Where a line holds the word "label", copy that line.

Stored data entries
=======
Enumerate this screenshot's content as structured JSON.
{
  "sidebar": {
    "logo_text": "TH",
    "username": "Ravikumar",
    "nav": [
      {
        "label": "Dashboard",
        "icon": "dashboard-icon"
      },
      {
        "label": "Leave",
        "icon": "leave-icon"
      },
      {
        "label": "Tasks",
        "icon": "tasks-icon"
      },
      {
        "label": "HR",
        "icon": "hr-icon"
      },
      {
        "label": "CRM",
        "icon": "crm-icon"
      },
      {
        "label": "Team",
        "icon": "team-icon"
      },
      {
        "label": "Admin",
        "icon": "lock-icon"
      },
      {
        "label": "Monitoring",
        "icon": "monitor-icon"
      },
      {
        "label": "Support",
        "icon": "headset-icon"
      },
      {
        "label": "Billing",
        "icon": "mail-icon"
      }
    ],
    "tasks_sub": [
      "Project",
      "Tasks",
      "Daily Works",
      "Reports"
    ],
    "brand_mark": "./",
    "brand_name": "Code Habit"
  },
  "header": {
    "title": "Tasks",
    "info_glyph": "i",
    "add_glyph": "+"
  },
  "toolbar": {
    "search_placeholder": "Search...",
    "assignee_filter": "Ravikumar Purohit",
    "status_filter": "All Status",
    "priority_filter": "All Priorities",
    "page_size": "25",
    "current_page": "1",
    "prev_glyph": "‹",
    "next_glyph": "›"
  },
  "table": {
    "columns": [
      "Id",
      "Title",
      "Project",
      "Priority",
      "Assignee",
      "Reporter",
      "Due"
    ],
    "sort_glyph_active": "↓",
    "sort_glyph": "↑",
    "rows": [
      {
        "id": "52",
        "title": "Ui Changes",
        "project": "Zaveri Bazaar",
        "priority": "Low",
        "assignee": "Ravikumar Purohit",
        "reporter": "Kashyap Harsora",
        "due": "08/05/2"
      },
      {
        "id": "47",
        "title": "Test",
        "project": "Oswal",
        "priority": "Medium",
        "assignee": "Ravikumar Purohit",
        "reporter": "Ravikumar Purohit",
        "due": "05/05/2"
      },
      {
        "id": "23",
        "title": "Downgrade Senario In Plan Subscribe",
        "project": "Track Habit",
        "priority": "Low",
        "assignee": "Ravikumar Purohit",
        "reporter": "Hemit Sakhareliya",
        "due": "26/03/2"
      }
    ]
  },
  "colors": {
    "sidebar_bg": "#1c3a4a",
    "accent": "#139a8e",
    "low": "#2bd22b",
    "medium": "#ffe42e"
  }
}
=======
### Correct response
        "label": "Dashboard",
        "label": "Leave",
        "label": "Tasks",
        "label": "HR",
        "label": "CRM",
        "label": "Team",
        "label": "Admin",
        "label": "Monitoring",
        "label": "Support",
        "label": "Billing",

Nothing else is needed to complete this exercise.